- **Aşağıdakileri tamamlayın**
A. Karar metnine göre Güven Varlık Yönetimi Anonim Şirketi müştekiyi ilk kez hangi tarihte aramıştır?
B. Karar metninde 5271 sayılı Kanun'un hangi maddelerine atıf yapıldığını eksiksiz sıralayın.

──────── Metin bölümü

Abaküs Yazılım
18. Ceza Dairesi
Esas No: 2019/23502
Karar No: 2020/7825
Karar Tarihi: 22.06.2020

Yargıtay 18. Ceza Dairesi 2019/23502 Esas 2020/7825 Karar Sayılı İlamı

18. Ceza Dairesi         2019/23502 E.  ,  2020/7825 K.

    "İçtihat Metni"




    KARAR
    Kişilerin huzur ve sükununu bozma suçundan şüpheliler Güven Varlık Yönetimi Anonim Şirketi yetkilileri haklarında yapılan soruşturma evresi sonunda, İstanbul Anadolu Cumhuriyet Başsavcılığının 31/07/2018 tarihli ve 2018/56471 soruşturma, 2018/97736 sayılı kovuşturmaya yer olmadığına dair karara yönelik itirazın reddine ilişkin mercii İstanbul Anadolu 5. Sulh Ceza Hâkimliğinin 05/03/2019 tarihli ve 2018/7698 değişik iş sayılı kararını kapsayan dosya incelendi.
    İstem yazısında: “5271 sayılı Kanun’un 160. maddesi uyarınca, Cumhuriyet savcısının, ihbar veya başka bir suretle bir suçun işlendiği izlenimini veren bir hâli öğrenir öğrenmez kamu davasını açmaya yer olup olmadığına karar vermek üzere hemen işin gerçeğini araştırmaya başlaması gerektiği, aynı Kanun’un 170/2. maddesi gereğince yapacağı değerlendirme sonucunda, toplanan delillerin suçun işlendiği hususunda yeterli şüphe oluşturduğu kanısına ulaştığında iddianame düzenleyerek kamu davası açacağı, aksi halde ise anılan Kanun’un 172. maddesi gereği kovuşturma yapılmasına yer olmadığına dair karar vereceği, buna karşın Cumhuriyet savcısının 5271 sayılı Kanun’un kendisine yüklediği soruşturma görevini yerine getirmediği, ortada yasaya uygun bir soruşturmanın bulunmadığı durumda, anılan Kanun’un 173/3. maddesindeki koşullar oluşmadığından, itirazı inceleyen merciin Cumhuriyet savcısının soruşturma yapmasını sağlamak maksadıyla itirazın kabulüne karar verebileceği yönündeki açıklamalar karşısında,
    Somut olayda, müşteki vekilinin şikayet dilekçesinde, avukat olan müştekinin müvekkili olan şahsın borcundan dolayı Güven Varlık Yönetimi Anonim Şirketi tarafından ilk kez 05/09/2016 tarihinde arandığını, daha sonra 06/10/2016 ile 15/03/2018 tarihleri arasında aynı şekilde 9 kez daha aranıp mesaj çekilerek sürekli bir şekilde rahatsız edildiğini beyan etmesi üzerine başlatılan soruşturma neticesinde, olayın alacak verecek ilişkisinden kaynaklanan hukuki ihtilaf olduğundan bahisle kovuşturmaya yer olmadığına dair karar verilmiş ise de, aramanın yapıldığı numaranın HTS kayıtlarının alınması, şüphelilerin belirlenmesi, anılan şirket tarafından ne kadar sıklıkla arama, mesaj ve e-mail geldiğinin tespit edilmesi ve sonucuna göre şüpheli veya şüphelilerin kişilerin huzur ve sükununu bozma suçu açısından hukukî durumlarının değerlendirilmesi gerektiği gözetilmeden, itirazın kabulü yerine, yazılı şekilde reddine karar verilmesinde isabet görülmemiştir.” denilmektedir.

────────────────
──────── Sağlanan kayıtlar

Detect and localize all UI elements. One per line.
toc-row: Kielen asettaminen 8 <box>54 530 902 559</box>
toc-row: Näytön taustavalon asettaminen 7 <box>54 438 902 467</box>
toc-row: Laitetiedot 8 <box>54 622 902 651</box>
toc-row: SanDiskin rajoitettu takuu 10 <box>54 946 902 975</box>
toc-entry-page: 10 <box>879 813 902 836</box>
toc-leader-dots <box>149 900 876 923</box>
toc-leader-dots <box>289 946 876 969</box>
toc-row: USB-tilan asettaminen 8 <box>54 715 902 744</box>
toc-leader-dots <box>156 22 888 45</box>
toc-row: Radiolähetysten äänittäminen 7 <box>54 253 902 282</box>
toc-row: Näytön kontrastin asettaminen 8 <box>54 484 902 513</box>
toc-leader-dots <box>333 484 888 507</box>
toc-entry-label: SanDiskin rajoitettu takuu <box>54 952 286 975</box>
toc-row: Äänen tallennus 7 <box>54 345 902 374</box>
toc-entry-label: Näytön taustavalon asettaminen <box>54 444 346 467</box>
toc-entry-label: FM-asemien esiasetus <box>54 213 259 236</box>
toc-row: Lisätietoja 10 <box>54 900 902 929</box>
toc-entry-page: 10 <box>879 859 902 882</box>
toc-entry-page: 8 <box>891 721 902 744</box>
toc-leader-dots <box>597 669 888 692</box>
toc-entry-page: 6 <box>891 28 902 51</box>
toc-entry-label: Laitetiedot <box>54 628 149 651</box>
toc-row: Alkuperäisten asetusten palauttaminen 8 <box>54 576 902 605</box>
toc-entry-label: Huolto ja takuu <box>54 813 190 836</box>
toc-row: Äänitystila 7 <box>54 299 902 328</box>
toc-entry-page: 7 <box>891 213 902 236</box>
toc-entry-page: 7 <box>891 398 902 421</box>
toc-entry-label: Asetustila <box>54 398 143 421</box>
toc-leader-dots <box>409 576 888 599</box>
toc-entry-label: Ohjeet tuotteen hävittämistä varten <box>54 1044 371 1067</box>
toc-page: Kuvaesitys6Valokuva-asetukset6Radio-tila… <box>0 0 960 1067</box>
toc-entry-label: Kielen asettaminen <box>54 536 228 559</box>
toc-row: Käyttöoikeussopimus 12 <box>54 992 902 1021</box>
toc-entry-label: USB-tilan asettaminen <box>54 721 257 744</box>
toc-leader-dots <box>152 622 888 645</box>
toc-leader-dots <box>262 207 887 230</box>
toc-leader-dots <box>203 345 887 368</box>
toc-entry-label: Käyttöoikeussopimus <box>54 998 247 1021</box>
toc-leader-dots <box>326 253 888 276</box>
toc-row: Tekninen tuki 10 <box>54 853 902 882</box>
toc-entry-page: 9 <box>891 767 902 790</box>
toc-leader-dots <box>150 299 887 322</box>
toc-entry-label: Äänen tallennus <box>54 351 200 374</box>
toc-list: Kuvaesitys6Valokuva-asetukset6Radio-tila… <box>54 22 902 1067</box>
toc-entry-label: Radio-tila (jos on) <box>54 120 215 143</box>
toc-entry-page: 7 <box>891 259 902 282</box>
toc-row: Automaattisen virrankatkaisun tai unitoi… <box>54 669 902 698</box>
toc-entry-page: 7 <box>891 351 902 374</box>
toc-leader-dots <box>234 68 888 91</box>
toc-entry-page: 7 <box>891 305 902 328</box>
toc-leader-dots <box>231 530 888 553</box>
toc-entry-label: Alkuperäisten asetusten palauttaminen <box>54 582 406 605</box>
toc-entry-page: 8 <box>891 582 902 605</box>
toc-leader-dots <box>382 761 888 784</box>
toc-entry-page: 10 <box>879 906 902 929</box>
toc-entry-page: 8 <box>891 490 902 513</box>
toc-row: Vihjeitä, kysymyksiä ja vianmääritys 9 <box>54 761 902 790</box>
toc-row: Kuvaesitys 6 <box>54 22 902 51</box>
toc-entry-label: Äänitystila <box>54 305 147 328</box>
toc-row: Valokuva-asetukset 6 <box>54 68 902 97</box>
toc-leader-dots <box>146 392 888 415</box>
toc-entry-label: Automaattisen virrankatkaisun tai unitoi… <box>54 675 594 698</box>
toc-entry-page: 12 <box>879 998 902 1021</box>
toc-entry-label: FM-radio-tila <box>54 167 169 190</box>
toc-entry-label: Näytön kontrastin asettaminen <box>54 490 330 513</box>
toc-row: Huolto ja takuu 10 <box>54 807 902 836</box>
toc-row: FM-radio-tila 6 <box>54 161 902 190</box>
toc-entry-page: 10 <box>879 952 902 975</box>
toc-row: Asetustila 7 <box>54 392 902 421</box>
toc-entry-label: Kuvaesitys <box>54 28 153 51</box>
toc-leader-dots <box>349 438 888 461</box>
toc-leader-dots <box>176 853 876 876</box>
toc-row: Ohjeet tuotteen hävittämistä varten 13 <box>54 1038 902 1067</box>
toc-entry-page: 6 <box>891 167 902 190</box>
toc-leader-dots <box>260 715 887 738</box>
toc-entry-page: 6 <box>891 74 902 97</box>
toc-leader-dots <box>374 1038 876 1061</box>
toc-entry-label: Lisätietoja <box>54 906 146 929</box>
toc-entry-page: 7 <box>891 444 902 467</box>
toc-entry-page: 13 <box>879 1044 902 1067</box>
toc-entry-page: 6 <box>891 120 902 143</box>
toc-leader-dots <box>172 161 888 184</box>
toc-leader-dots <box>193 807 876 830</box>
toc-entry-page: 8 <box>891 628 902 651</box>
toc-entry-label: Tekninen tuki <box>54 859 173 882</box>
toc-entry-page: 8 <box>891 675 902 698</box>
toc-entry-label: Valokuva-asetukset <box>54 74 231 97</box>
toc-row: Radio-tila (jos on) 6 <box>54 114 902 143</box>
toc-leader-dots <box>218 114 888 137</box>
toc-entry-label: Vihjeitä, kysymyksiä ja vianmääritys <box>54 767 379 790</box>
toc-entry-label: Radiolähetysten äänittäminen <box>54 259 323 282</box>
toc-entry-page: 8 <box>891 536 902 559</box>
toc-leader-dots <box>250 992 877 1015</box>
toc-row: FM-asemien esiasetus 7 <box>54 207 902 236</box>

────────────────

- **Görevlere göre yanıtlar**
A. 05/09/2016 tarihinde.

B. 160. madde, 170/2. madde, 172. madde, 173/3. madde